[SUPPLIED DATA]

---+---

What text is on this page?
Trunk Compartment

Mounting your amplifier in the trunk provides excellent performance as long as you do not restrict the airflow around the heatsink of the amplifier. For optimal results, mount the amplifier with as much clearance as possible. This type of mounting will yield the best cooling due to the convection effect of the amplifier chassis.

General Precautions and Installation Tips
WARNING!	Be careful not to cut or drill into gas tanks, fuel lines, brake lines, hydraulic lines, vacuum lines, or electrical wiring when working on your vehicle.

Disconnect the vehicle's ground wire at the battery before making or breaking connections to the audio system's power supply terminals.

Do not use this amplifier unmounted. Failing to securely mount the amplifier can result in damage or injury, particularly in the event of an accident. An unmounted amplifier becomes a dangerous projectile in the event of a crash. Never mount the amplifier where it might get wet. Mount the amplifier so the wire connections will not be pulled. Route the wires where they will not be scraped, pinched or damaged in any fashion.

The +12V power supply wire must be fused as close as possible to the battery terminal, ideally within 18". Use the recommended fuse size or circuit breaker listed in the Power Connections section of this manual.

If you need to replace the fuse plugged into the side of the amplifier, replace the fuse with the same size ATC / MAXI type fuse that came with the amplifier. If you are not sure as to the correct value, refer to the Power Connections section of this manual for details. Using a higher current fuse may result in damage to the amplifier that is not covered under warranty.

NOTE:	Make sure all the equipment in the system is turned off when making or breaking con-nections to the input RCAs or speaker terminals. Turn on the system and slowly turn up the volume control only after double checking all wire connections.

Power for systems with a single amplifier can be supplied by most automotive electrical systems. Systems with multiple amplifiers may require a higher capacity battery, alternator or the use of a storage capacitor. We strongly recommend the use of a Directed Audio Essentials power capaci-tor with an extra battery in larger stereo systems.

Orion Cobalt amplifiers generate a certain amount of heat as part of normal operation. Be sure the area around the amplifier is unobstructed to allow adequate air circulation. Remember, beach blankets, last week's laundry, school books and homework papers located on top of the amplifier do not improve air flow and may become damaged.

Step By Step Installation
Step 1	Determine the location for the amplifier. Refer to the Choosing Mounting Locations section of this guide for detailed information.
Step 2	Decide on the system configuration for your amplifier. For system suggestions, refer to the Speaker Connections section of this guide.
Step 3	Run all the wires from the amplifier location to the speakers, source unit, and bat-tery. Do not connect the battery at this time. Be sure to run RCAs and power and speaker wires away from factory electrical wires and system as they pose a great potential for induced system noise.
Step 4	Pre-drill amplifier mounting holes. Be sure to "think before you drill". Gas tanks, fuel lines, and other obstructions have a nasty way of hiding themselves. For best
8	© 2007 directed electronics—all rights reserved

---+---

[SET PROBLEM] Repeat every line of the material exactly as given.

[EXERCISE ANSWER]
What text is on this page?
Trunk Compartment

Mounting your amplifier in the trunk provides excellent performance as long as you do not restrict the airflow around the heatsink of the amplifier. For optimal results, mount the amplifier with as much clearance as possible. This type of mounting will yield the best cooling due to the convection effect of the amplifier chassis.

General Precautions and Installation Tips
WARNING!	Be careful not to cut or drill into gas tanks, fuel lines, brake lines, hydraulic lines, vacuum lines, or electrical wiring when working on your vehicle.

Disconnect the vehicle's ground wire at the battery before making or breaking connections to the audio system's power supply terminals.

Do not use this amplifier unmounted. Failing to securely mount the amplifier can result in damage or injury, particularly in the event of an accident. An unmounted amplifier becomes a dangerous projectile in the event of a crash. Never mount the amplifier where it might get wet. Mount the amplifier so the wire connections will not be pulled. Route the wires where they will not be scraped, pinched or damaged in any fashion.

The +12V power supply wire must be fused as close as possible to the battery terminal, ideally within 18". Use the recommended fuse size or circuit breaker listed in the Power Connections section of this manual.

If you need to replace the fuse plugged into the side of the amplifier, replace the fuse with the same size ATC / MAXI type fuse that came with the amplifier. If you are not sure as to the correct value, refer to the Power Connections section of this manual for details. Using a higher current fuse may result in damage to the amplifier that is not covered under warranty.

NOTE:	Make sure all the equipment in the system is turned off when making or breaking con-nections to the input RCAs or speaker terminals. Turn on the system and slowly turn up the volume control only after double checking all wire connections.

Power for systems with a single amplifier can be supplied by most automotive electrical systems. Systems with multiple amplifiers may require a higher capacity battery, alternator or the use of a storage capacitor. We strongly recommend the use of a Directed Audio Essentials power capaci-tor with an extra battery in larger stereo systems.

Orion Cobalt amplifiers generate a certain amount of heat as part of normal operation. Be sure the area around the amplifier is unobstructed to allow adequate air circulation. Remember, beach blankets, last week's laundry, school books and homework papers located on top of the amplifier do not improve air flow and may become damaged.

Step By Step Installation
Step 1	Determine the location for the amplifier. Refer to the Choosing Mounting Locations section of this guide for detailed information.
Step 2	Decide on the system configuration for your amplifier. For system suggestions, refer to the Speaker Connections section of this guide.
Step 3	Run all the wires from the amplifier location to the speakers, source unit, and bat-tery. Do not connect the battery at this time. Be sure to run RCAs and power and speaker wires away from factory electrical wires and system as they pose a great potential for induced system noise.
Step 4	Pre-drill amplifier mounting holes. Be sure to "think before you drill". Gas tanks, fuel lines, and other obstructions have a nasty way of hiding themselves. For best
8	© 2007 directed electronics—all rights reserved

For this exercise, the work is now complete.